▶ **Listing**

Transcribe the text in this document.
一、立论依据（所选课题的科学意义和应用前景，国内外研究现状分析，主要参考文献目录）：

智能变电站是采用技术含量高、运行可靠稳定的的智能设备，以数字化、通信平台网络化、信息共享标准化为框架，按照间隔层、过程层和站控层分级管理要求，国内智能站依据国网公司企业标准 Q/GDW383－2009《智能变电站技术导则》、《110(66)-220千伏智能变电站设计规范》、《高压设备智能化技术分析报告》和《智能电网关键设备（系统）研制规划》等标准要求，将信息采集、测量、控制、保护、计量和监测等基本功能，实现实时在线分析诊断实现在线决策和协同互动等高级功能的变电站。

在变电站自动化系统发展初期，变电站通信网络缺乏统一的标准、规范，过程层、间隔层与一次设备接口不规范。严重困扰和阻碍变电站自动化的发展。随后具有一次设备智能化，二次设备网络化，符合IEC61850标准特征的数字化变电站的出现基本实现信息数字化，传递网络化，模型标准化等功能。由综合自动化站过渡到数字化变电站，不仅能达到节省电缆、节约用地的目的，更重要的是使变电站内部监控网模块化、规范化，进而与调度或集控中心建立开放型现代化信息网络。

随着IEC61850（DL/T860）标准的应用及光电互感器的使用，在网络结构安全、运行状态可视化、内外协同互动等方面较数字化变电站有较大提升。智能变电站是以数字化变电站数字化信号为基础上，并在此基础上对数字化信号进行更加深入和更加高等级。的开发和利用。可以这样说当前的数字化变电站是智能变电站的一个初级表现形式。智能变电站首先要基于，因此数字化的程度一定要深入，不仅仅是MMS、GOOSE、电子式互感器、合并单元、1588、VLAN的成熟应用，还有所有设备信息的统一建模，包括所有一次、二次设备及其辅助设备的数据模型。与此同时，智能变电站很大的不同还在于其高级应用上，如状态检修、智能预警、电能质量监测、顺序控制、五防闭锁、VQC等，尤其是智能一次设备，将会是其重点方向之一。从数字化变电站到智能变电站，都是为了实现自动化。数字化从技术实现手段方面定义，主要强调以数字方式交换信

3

▶ **Instructions for the task**
Take the entries above and copy them out exactly.

▶ **Finished answer**
Transcribe the text in this document.
一、立论依据（所选课题的科学意义和应用前景，国内外研究现状分析，主要参考文献目录）：

智能变电站是采用技术含量高、运行可靠稳定的的智能设备，以数字化、通信平台网络化、信息共享标准化为框架，按照间隔层、过程层和站控层分级管理要求，国内智能站依据国网公司企业标准 Q/GDW383－2009《智能变电站技术导则》、《110(66)-220千伏智能变电站设计规范》、《高压设备智能化技术分析报告》和《智能电网关键设备（系统）研制规划》等标准要求，将信息采集、测量、控制、保护、计量和监测等基本功能，实现实时在线分析诊断实现在线决策和协同互动等高级功能的变电站。

在变电站自动化系统发展初期，变电站通信网络缺乏统一的标准、规范，过程层、间隔层与一次设备接口不规范。严重困扰和阻碍变电站自动化的发展。随后具有一次设备智能化，二次设备网络化，符合IEC61850标准特征的数字化变电站的出现基本实现信息数字化，传递网络化，模型标准化等功能。由综合自动化站过渡到数字化变电站，不仅能达到节省电缆、节约用地的目的，更重要的是使变电站内部监控网模块化、规范化，进而与调度或集控中心建立开放型现代化信息网络。

随着IEC61850（DL/T860）标准的应用及光电互感器的使用，在网络结构安全、运行状态可视化、内外协同互动等方面较数字化变电站有较大提升。智能变电站是以数字化变电站数字化信号为基础上，并在此基础上对数字化信号进行更加深入和更加高等级。的开发和利用。可以这样说当前的数字化变电站是智能变电站的一个初级表现形式。智能变电站首先要基于，因此数字化的程度一定要深入，不仅仅是MMS、GOOSE、电子式互感器、合并单元、1588、VLAN的成熟应用，还有所有设备信息的统一建模，包括所有一次、二次设备及其辅助设备的数据模型。与此同时，智能变电站很大的不同还在于其高级应用上，如状态检修、智能预警、电能质量监测、顺序控制、五防闭锁、VQC等，尤其是智能一次设备，将会是其重点方向之一。从数字化变电站到智能变电站，都是为了实现自动化。数字化从技术实现手段方面定义，主要强调以数字方式交换信

3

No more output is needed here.